YOUR INSTRUCTIONS ▸
Search the listing for the string "反应生成" and copy every line that contains it.

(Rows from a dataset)
┌──
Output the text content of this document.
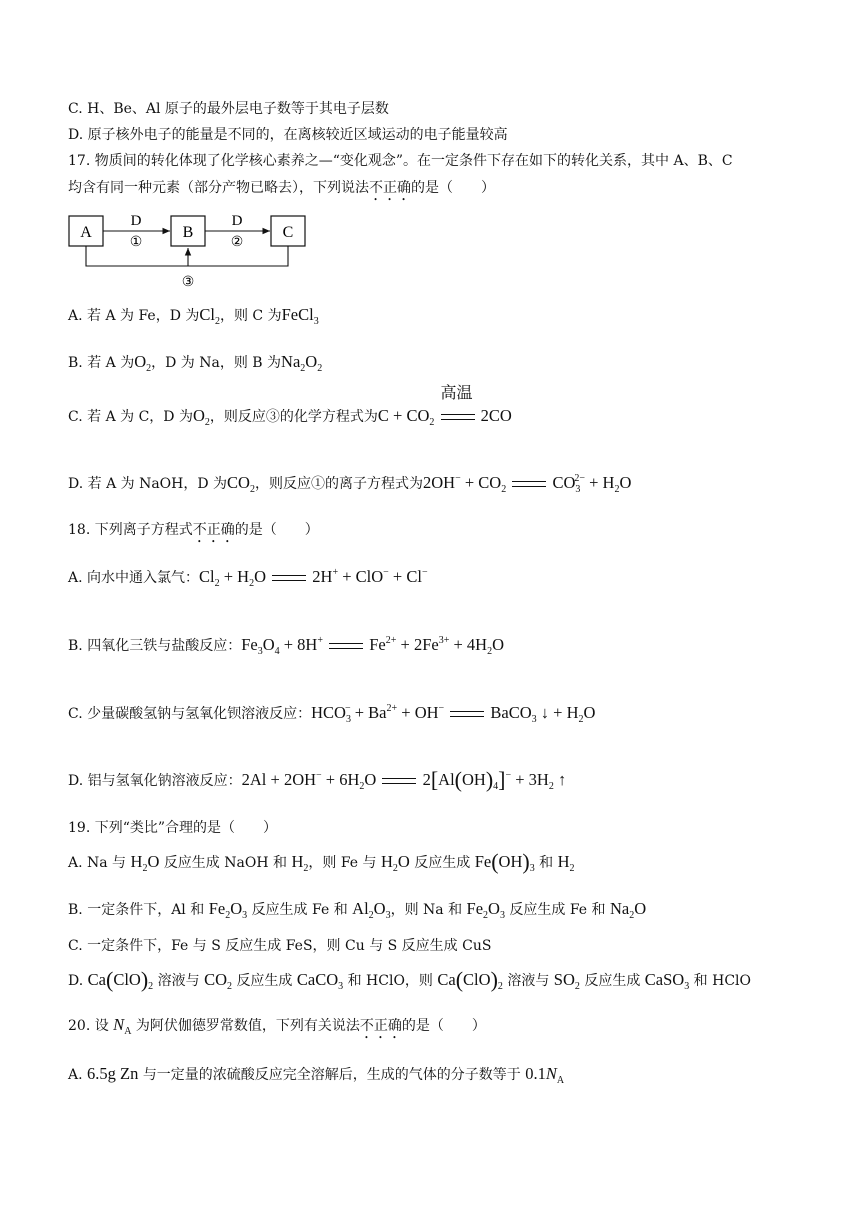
C. H、Be、Al 原子的最外层电子数等于其电子层数
D. 原子核外电子的能量是不同的，在离核较近区域运动的电子能量较高
17. 物质间的转化体现了化学核心素养之—“变化观念”。在一定条件下存在如下的转化关系，其中 A、B、C
均含有同一种元素（部分产物已略去），下列说法不正确的是（　　）
A	B	C
D
①
D
②
③
A. 若 A 为 Fe，D 为$Cl_2$，则 C 为FeCl$_3$
B. 若 A 为$O_2$，D 为 Na，则 B 为$Na_2O_2$
C. 若 A 为 C，D 为$O_2$，则反应③的化学方程式为$C + CO_2$
高温
2CO
D. 若 A 为 NaOH，D 为$CO_2$，则反应①的离子方程式为$2OH^- + CO_2$	$CO_3^{2-} + H_2O$
18. 下列离子方程式不正确的是（　　）
A. 向水中通入氯气：$Cl_2 + H_2O$  2H+ + ClO− + Cl−
B. 四氧化三铁与盐酸反应：$Fe_3O_4 + 8H^+$	$Fe^{2+} + 2Fe^{3+} + 4H_2O$
C. 少量碳酸氢钠与氢氧化钡溶液反应：$HCO_3^- + Ba^{2+} + OH^-$	BaCO$_3$ ↓ + $H_2O$
D. 铝与氢氧化钠溶液反应：$2Al + 2OH^- + 6H_2O$  $2[Al(OH)_4]^- + 3H_2$ ↑
19. 下列“类比”合理的是（　　）
A. Na 与 $H_2O$ 反应生成 NaOH 和 $H_2$，则 Fe 与 $H_2O$ 反应生成 $Fe(OH)_3$ 和 $H_2$
B. 一定条件下，Al 和 $Fe_2O_3$ 反应生成 Fe 和 $Al_2O_3$，则 Na 和 $Fe_2O_3$ 反应生成 Fe 和 $Na_2O$
C. 一定条件下，Fe 与 S 反应生成 FeS，则 Cu 与 S 反应生成 CuS
D. $Ca(ClO)_2$ 溶液与 $CO_2$ 反应生成 CaCO$_3$ 和 HClO，则 $Ca(ClO)_2$ 溶液与 $SO_2$ 反应生成 CaSO$_3$ 和 HClO
20. 设 $N_A$ 为阿伏伽德罗常数值，下列有关说法不正确的是（　　）
A. 6.5g Zn 与一定量的浓硫酸反应完全溶解后，生成的气体的分子数等于 $0.1N_A$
└──
TASK OUTPUT ▸
A. Na 与 $H_2O$ 反应生成 NaOH 和 $H_2$，则 Fe 与 $H_2O$ 反应生成 $Fe(OH)_3$ 和 $H_2$
B. 一定条件下，Al 和 $Fe_2O_3$ 反应生成 Fe 和 $Al_2O_3$，则 Na 和 $Fe_2O_3$ 反应生成 Fe 和 $Na_2O$
C. 一定条件下，Fe 与 S 反应生成 FeS，则 Cu 与 S 反应生成 CuS
D. $Ca(ClO)_2$ 溶液与 $CO_2$ 反应生成 CaCO$_3$ 和 HClO，则 $Ca(ClO)_2$ 溶液与 $SO_2$ 反应生成 CaSO$_3$ 和 HClO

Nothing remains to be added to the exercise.